PROBLEM DETAILS
Your task is to transcribe all the entries exactly, excluding pictures.

Entries with figure data

>>>

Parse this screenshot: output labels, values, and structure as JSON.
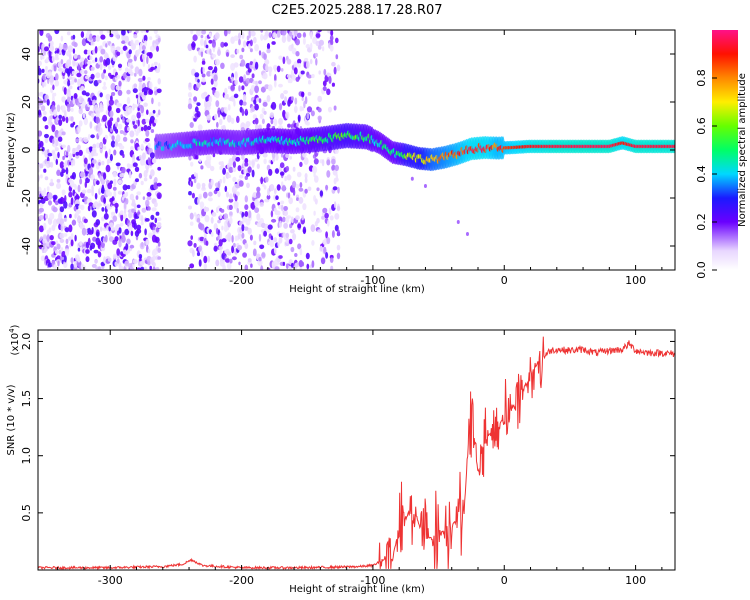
{
  "title": "C2E5.2025.288.17.28.R07",
  "chart_data": [
    {
      "type": "heatmap",
      "panel": "spectrogram",
      "xlabel": "Height of straight line (km)",
      "ylabel": "Frequency (Hz)",
      "xlim": [
        -355,
        130
      ],
      "ylim": [
        -50,
        50
      ],
      "xticks": [
        -300,
        -200,
        -100,
        0,
        100
      ],
      "yticks": [
        -40,
        -20,
        0,
        20,
        40
      ],
      "colorbar": {
        "label": "Normalized spectral amplitude",
        "ticks": [
          "0.0",
          "0.2",
          "0.4",
          "0.6",
          "0.8"
        ],
        "tick_values": [
          0.0,
          0.2,
          0.4,
          0.6,
          0.8
        ],
        "range": [
          0,
          1
        ]
      },
      "ridge": {
        "height_km": [
          -262,
          -240,
          -220,
          -200,
          -180,
          -160,
          -140,
          -120,
          -105,
          -95,
          -85,
          -75,
          -65,
          -55,
          -45,
          -35,
          -25,
          -15,
          -5,
          5,
          20,
          40,
          60,
          80,
          90,
          100,
          130
        ],
        "frequency_hz": [
          1.5,
          2.5,
          3.5,
          3.0,
          4.0,
          3.5,
          4.5,
          6.0,
          5.5,
          3.0,
          -1.0,
          -2.0,
          -3.5,
          -4.0,
          -3.0,
          -1.5,
          0.5,
          1.0,
          0.8,
          1.0,
          1.5,
          1.5,
          1.5,
          1.5,
          3.0,
          1.5,
          1.5
        ],
        "amplitude": [
          0.35,
          0.4,
          0.42,
          0.4,
          0.45,
          0.45,
          0.5,
          0.55,
          0.5,
          0.45,
          0.45,
          0.6,
          0.65,
          0.75,
          0.8,
          0.85,
          0.9,
          0.9,
          0.85,
          0.88,
          0.92,
          0.95,
          0.96,
          0.96,
          0.9,
          0.95,
          0.95
        ]
      }
    },
    {
      "type": "line",
      "panel": "snr",
      "xlabel": "Height of straight line (km)",
      "ylabel": "SNR (10 * v/v)",
      "y_multiplier_label": "(x10",
      "y_multiplier_exp": "4",
      "y_multiplier_close": ")",
      "xlim": [
        -355,
        130
      ],
      "ylim": [
        0,
        2.1
      ],
      "xticks": [
        -300,
        -200,
        -100,
        0,
        100
      ],
      "yticks": [
        0.5,
        1.0,
        1.5,
        2.0
      ],
      "ytick_labels": [
        "0.5",
        "1.0",
        "1.5",
        "2.0"
      ],
      "series": [
        {
          "name": "SNR",
          "color": "#ee3333",
          "x": [
            -355,
            -300,
            -260,
            -245,
            -238,
            -230,
            -200,
            -150,
            -110,
            -100,
            -90,
            -85,
            -80,
            -75,
            -70,
            -65,
            -60,
            -55,
            -50,
            -45,
            -40,
            -35,
            -30,
            -28,
            -25,
            -20,
            -15,
            -10,
            -5,
            0,
            5,
            10,
            15,
            20,
            25,
            30,
            35,
            40,
            50,
            60,
            70,
            80,
            90,
            95,
            100,
            110,
            120,
            130
          ],
          "y": [
            0.02,
            0.02,
            0.03,
            0.05,
            0.09,
            0.04,
            0.02,
            0.02,
            0.03,
            0.04,
            0.1,
            0.15,
            0.3,
            0.45,
            0.55,
            0.4,
            0.3,
            0.28,
            0.32,
            0.35,
            0.4,
            0.45,
            0.6,
            1.0,
            1.4,
            0.85,
            1.15,
            1.2,
            1.25,
            1.35,
            1.4,
            1.5,
            1.6,
            1.7,
            1.8,
            1.87,
            1.92,
            1.93,
            1.92,
            1.93,
            1.9,
            1.92,
            1.93,
            1.98,
            1.92,
            1.9,
            1.9,
            1.89
          ]
        }
      ]
    }
  ]
}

<<<

EXERCISE SOLUTION
Parse this screenshot: output labels, values, and structure as JSON.
{
  "title": "C2E5.2025.288.17.28.R07",
  "chart_data": [
    {
      "type": "heatmap",
      "panel": "spectrogram",
      "xlabel": "Height of straight line (km)",
      "ylabel": "Frequency (Hz)",
      "xlim": [
        -355,
        130
      ],
      "ylim": [
        -50,
        50
      ],
      "xticks": [
        -300,
        -200,
        -100,
        0,
        100
      ],
      "yticks": [
        -40,
        -20,
        0,
        20,
        40
      ],
      "colorbar": {
        "label": "Normalized spectral amplitude",
        "ticks": [
          "0.0",
          "0.2",
          "0.4",
          "0.6",
          "0.8"
        ],
        "tick_values": [
          0.0,
          0.2,
          0.4,
          0.6,
          0.8
        ],
        "range": [
          0,
          1
        ]
      },
      "ridge": {
        "height_km": [
          -262,
          -240,
          -220,
          -200,
          -180,
          -160,
          -140,
          -120,
          -105,
          -95,
          -85,
          -75,
          -65,
          -55,
          -45,
          -35,
          -25,
          -15,
          -5,
          5,
          20,
          40,
          60,
          80,
          90,
          100,
          130
        ],
        "frequency_hz": [
          1.5,
          2.5,
          3.5,
          3.0,
          4.0,
          3.5,
          4.5,
          6.0,
          5.5,
          3.0,
          -1.0,
          -2.0,
          -3.5,
          -4.0,
          -3.0,
          -1.5,
          0.5,
          1.0,
          0.8,
          1.0,
          1.5,
          1.5,
          1.5,
          1.5,
          3.0,
          1.5,
          1.5
        ],
        "amplitude": [
          0.35,
          0.4,
          0.42,
          0.4,
          0.45,
          0.45,
          0.5,
          0.55,
          0.5,
          0.45,
          0.45,
          0.6,
          0.65,
          0.75,
          0.8,
          0.85,
          0.9,
          0.9,
          0.85,
          0.88,
          0.92,
          0.95,
          0.96,
          0.96,
          0.9,
          0.95,
          0.95
        ]
      }
    },
    {
      "type": "line",
      "panel": "snr",
      "xlabel": "Height of straight line (km)",
      "ylabel": "SNR (10 * v/v)",
      "y_multiplier_label": "(x10",
      "y_multiplier_exp": "4",
      "y_multiplier_close": ")",
      "xlim": [
        -355,
        130
      ],
      "ylim": [
        0,
        2.1
      ],
      "xticks": [
        -300,
        -200,
        -100,
        0,
        100
      ],
      "yticks": [
        0.5,
        1.0,
        1.5,
        2.0
      ],
      "ytick_labels": [
        "0.5",
        "1.0",
        "1.5",
        "2.0"
      ],
      "series": [
        {
          "name": "SNR",
          "color": "#ee3333",
          "x": [
            -355,
            -300,
            -260,
            -245,
            -238,
            -230,
            -200,
            -150,
            -110,
            -100,
            -90,
            -85,
            -80,
            -75,
            -70,
            -65,
            -60,
            -55,
            -50,
            -45,
            -40,
            -35,
            -30,
            -28,
            -25,
            -20,
            -15,
            -10,
            -5,
            0,
            5,
            10,
            15,
            20,
            25,
            30,
            35,
            40,
            50,
            60,
            70,
            80,
            90,
            95,
            100,
            110,
            120,
            130
          ],
          "y": [
            0.02,
            0.02,
            0.03,
            0.05,
            0.09,
            0.04,
            0.02,
            0.02,
            0.03,
            0.04,
            0.1,
            0.15,
            0.3,
            0.45,
            0.55,
            0.4,
            0.3,
            0.28,
            0.32,
            0.35,
            0.4,
            0.45,
            0.6,
            1.0,
            1.4,
            0.85,
            1.15,
            1.2,
            1.25,
            1.35,
            1.4,
            1.5,
            1.6,
            1.7,
            1.8,
            1.87,
            1.92,
            1.93,
            1.92,
            1.93,
            1.9,
            1.92,
            1.93,
            1.98,
            1.92,
            1.9,
            1.9,
            1.89
          ]
        }
      ]
    }
  ]
}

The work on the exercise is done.